Your task is to retype each line of the data below exactly.

■ RAW DATA
%%

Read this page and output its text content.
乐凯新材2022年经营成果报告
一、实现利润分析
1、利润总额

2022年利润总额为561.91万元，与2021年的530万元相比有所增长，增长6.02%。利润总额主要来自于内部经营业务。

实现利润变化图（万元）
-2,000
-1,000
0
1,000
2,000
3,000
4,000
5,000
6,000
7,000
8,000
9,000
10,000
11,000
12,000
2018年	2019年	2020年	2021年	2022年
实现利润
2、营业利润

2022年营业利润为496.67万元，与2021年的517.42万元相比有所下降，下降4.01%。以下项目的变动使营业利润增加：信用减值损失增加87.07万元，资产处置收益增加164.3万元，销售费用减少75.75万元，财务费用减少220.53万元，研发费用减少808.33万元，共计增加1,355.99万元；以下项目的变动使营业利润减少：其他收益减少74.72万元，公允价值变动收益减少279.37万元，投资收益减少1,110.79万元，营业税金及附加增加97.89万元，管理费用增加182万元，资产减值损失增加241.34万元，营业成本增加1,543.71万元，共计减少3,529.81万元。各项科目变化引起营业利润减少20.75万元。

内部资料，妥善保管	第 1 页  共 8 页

%%

■ WRITTEN ANSWER
Read this page and output its text content.
乐凯新材2022年经营成果报告
一、实现利润分析
1、利润总额

2022年利润总额为561.91万元，与2021年的530万元相比有所增长，增长6.02%。利润总额主要来自于内部经营业务。

实现利润变化图（万元）
-2,000
-1,000
0
1,000
2,000
3,000
4,000
5,000
6,000
7,000
8,000
9,000
10,000
11,000
12,000
2018年	2019年	2020年	2021年	2022年
实现利润
2、营业利润

2022年营业利润为496.67万元，与2021年的517.42万元相比有所下降，下降4.01%。以下项目的变动使营业利润增加：信用减值损失增加87.07万元，资产处置收益增加164.3万元，销售费用减少75.75万元，财务费用减少220.53万元，研发费用减少808.33万元，共计增加1,355.99万元；以下项目的变动使营业利润减少：其他收益减少74.72万元，公允价值变动收益减少279.37万元，投资收益减少1,110.79万元，营业税金及附加增加97.89万元，管理费用增加182万元，资产减值损失增加241.34万元，营业成本增加1,543.71万元，共计减少3,529.81万元。各项科目变化引起营业利润减少20.75万元。

内部资料，妥善保管	第 1 页  共 8 页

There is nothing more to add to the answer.